= VOTRE CONSIGNE =
Dans l'extrait de critique sur Cabossé, quelles personnes ont initié Raymond au noble art ?

= EXTRAIT DU DOCUMENT =
Ses parents, par contre, on les avait pas avertis et le choc a été dur à encaisser. L'amour maternel a compensé dans le déni, un temps. Le paternel, lui, a jamais vraiment pris. »
L'avis de Quatre Sans Quatre
Cabossés, ils le sont tous les deux, y a pas de doute. Certes, Roy, ça se voit au premier coup d'oeil, les blessures de la Luciole sont moins tonitruantes, internes, mais n'en ont pas moins fait de dégâts considérables. Raymond, y a pas que sa tronche qui est en bouillie, les sentiments aussi, il traîne des cicatrices au cœur qui auraient pu le rendre fou furieux s'il n'avait pas rencontré des gens comme Bobby et René qui l'ont initié au noble art, lui ont donné une discipline et de sages conseils qu'il n'a pas toujours su suivre mais qui sont là, tapis en lui. Il a développé tout un trésor en lui, des réserves de douceur et d'amour, et c'est de cet aspect-là dont Guillemette va tomber raide dingue.
Cabossé, c'est du noir de gala, des personnages magnifiques de saloperie ou d'humanité, lancés dans les pattes des amoureux transis au cours de leurs existences et qui reviennent tenter de gâcher la belle histoire à peine est-elle née. Le passé et le présent se télescopent rudement, Roy et Guillemette mêlent peu à peu la totalité de leurs deux vies au cours d'une fuite en avant aux obstacles révélateurs et sanglants. Il n'y a pas que des embûches sur le parcours, on y trouve beaucoup d'humour, parfois très noir, parfois léger, de la tendresse, du sexe à revendre, les tourtereaux n'économisent pas leur énergie de ce côté, au mépris souvent de la sécurité routière la plus élémentaire.
Des bisous, des baisers, des pulsions irrépressibles, de petites attentions et de grandes chevauchées, ils sont beaux Raymond et Guillemette, c'est la magie d'internet, l'improbabilité faite couple, le méga coup de foudre qui repeint tout le paysage et transforme profondément les êtres. Une vingtaines de mails, quelques clics sur un smartphone pour un Roy esseulé et il percute sa fée de plein fouet. Mais si elle pèse trois tonnes de moins que lui, c'est le Minotaure qui va être stoppé net dans son élan comme un setter devant un garenne. Cette luciole va métamorphoser sa vie, faire passer le chameau dans le chas de l'aiguille. Même si Roy n'est pas foncièrement tranquille...

= ENTRÉES AFFICHÉES =
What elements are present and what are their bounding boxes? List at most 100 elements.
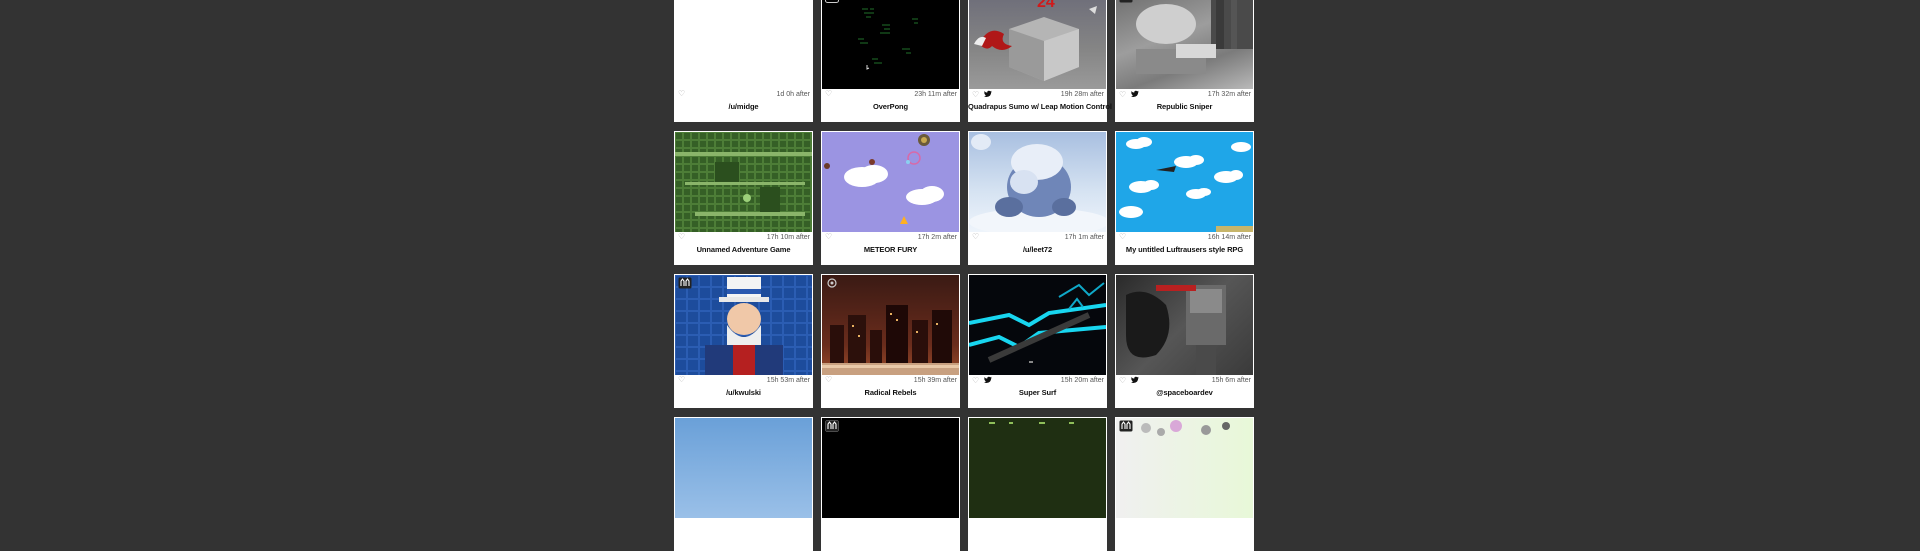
card-meta: ♡ 17h 1m after <box>968 232 1107 243</box>
heart-icon[interactable]: ♡ <box>825 376 833 384</box>
play-icon <box>825 0 839 3</box>
quadrapus-screenshot: 24 <box>974 0 1097 81</box>
submission-title[interactable]: /u/kwulski <box>674 388 813 397</box>
submission-time: 19h 28m after <box>1060 91 1104 98</box>
twitter-icon[interactable] <box>984 90 992 98</box>
heart-icon[interactable]: ♡ <box>678 90 686 98</box>
heart-icon[interactable]: ♡ <box>972 90 980 98</box>
submission-title[interactable]: Unnamed Adventure Game <box>674 245 813 254</box>
submission-card[interactable]: ♡ 17h 2m after METEOR FURY <box>821 131 960 265</box>
card-meta: ♡ 15h 6m after <box>1115 375 1254 386</box>
submission-card[interactable]: ♡ 16h 14m after My untitled Luftrausers … <box>1115 131 1254 265</box>
heart-icon[interactable]: ♡ <box>1119 376 1127 384</box>
overpong-screenshot <box>858 8 918 70</box>
binoculars-icon <box>678 277 692 289</box>
submission-title[interactable]: /u/leet72 <box>968 245 1107 254</box>
submission-title[interactable]: Republic Sniper <box>1115 102 1254 111</box>
bubbles-screenshot <box>1141 420 1230 436</box>
heart-icon[interactable]: ♡ <box>972 233 980 241</box>
binoculars-icon <box>1119 0 1133 3</box>
adventure-screenshot <box>675 132 812 232</box>
card-meta: ♡ 16h 14m after <box>1115 232 1254 243</box>
submission-card[interactable]: 24 ♡ 19h 28m after Quadrapus Sumo w/ Lea… <box>968 0 1112 122</box>
heart-icon[interactable]: ♡ <box>1119 233 1127 241</box>
submission-grid: ♡ 1d 0h after /u/midge ♡ 23h 11m after O… <box>674 0 1254 551</box>
submission-card[interactable] <box>821 417 960 551</box>
score-text: 24 <box>1037 0 1055 11</box>
submission-card[interactable]: ♡ 15h 6m after @spaceboardev <box>1115 274 1254 408</box>
thumbnail[interactable] <box>1116 418 1253 518</box>
submission-time: 1d 0h after <box>776 91 810 98</box>
card-meta: ♡ 17h 32m after <box>1115 89 1254 100</box>
submission-title[interactable]: Super Surf <box>968 388 1107 397</box>
meteor-fury-screenshot <box>824 134 944 224</box>
thumbnail[interactable] <box>969 132 1106 232</box>
thumbnail[interactable] <box>675 275 812 375</box>
heart-icon[interactable]: ♡ <box>825 90 833 98</box>
card-meta: ♡ 15h 20m after <box>968 375 1107 386</box>
submission-card[interactable]: ♡ 15h 39m after Radical Rebels <box>821 274 960 408</box>
thumbnail[interactable] <box>822 418 959 518</box>
submission-time: 17h 2m after <box>917 234 957 241</box>
heart-icon[interactable]: ♡ <box>678 376 686 384</box>
binoculars-icon <box>1119 420 1133 432</box>
submission-title[interactable]: Quadrapus Sumo w/ Leap Motion Control <box>968 102 1112 111</box>
submission-time: 16h 14m after <box>1207 234 1251 241</box>
card-meta: ♡ 17h 10m after <box>674 232 813 243</box>
thumbnail[interactable]: 24 <box>969 0 1106 89</box>
submission-card[interactable]: ♡ 17h 1m after /u/leet72 <box>968 131 1107 265</box>
thumbnail[interactable] <box>675 0 812 89</box>
thumbnail[interactable] <box>1116 132 1253 232</box>
submission-time: 23h 11m after <box>914 91 957 98</box>
twitter-icon[interactable] <box>1131 376 1139 384</box>
twitter-icon[interactable] <box>1131 90 1139 98</box>
luftrausers-screenshot <box>1119 137 1253 232</box>
submission-card[interactable]: ♡ 1d 0h after /u/midge <box>674 0 813 122</box>
thumbnail[interactable] <box>1116 0 1253 89</box>
card-meta: ♡ 15h 53m after <box>674 375 813 386</box>
card-meta: ♡ 19h 28m after <box>968 89 1107 100</box>
terminal-screenshot <box>989 422 1074 424</box>
heart-icon[interactable]: ♡ <box>678 233 686 241</box>
thumbnail[interactable] <box>675 132 812 232</box>
submission-time: 17h 1m after <box>1064 234 1104 241</box>
submission-title[interactable]: OverPong <box>821 102 960 111</box>
submission-time: 15h 39m after <box>913 377 957 384</box>
thumbnail[interactable] <box>969 275 1106 375</box>
binoculars-icon <box>825 420 839 432</box>
submission-card[interactable] <box>674 417 813 551</box>
submission-title[interactable]: METEOR FURY <box>821 245 960 254</box>
thumbnail[interactable] <box>822 275 959 375</box>
submission-title[interactable]: My untitled Luftrausers style RPG <box>1115 245 1254 254</box>
submission-card[interactable]: ♡ 15h 20m after Super Surf <box>968 274 1107 408</box>
submission-time: 17h 32m after <box>1207 91 1251 98</box>
submission-title[interactable]: @spaceboardev <box>1115 388 1254 397</box>
card-meta: ♡ 15h 39m after <box>821 375 960 386</box>
radical-rebels-screenshot <box>822 305 959 375</box>
submission-card[interactable] <box>1115 417 1254 551</box>
super-surf-screenshot <box>969 282 1106 363</box>
submission-card[interactable]: ♡ 17h 32m after Republic Sniper <box>1115 0 1254 122</box>
card-meta: ♡ 23h 11m after <box>821 89 960 100</box>
submission-card[interactable] <box>968 417 1107 551</box>
thumbnail[interactable] <box>1116 275 1253 375</box>
heart-icon[interactable]: ♡ <box>825 233 833 241</box>
submission-card[interactable]: ♡ 15h 53m after /u/kwulski <box>674 274 813 408</box>
heart-icon[interactable]: ♡ <box>972 376 980 384</box>
heart-icon[interactable]: ♡ <box>1119 90 1127 98</box>
republic-sniper-screenshot <box>1136 0 1253 74</box>
submission-title[interactable]: Radical Rebels <box>821 388 960 397</box>
uncle-sam-screenshot <box>675 275 812 375</box>
thumbnail[interactable] <box>675 418 812 518</box>
spaceboard-screenshot <box>1126 285 1226 375</box>
thumbnail[interactable] <box>969 418 1106 518</box>
thumbnail[interactable] <box>822 0 959 89</box>
submission-time: 15h 53m after <box>766 377 810 384</box>
submission-card[interactable]: ♡ 17h 10m after Unnamed Adventure Game <box>674 131 813 265</box>
twitter-icon[interactable] <box>984 376 992 384</box>
submission-time: 17h 10m after <box>766 234 810 241</box>
submission-card[interactable]: ♡ 23h 11m after OverPong <box>821 0 960 122</box>
thumbnail[interactable] <box>822 132 959 232</box>
card-meta: ♡ 1d 0h after <box>674 89 813 100</box>
submission-title[interactable]: /u/midge <box>674 102 813 111</box>
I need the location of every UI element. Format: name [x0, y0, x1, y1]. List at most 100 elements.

= RÉPONSE ATTENDUE =
Bobby et René.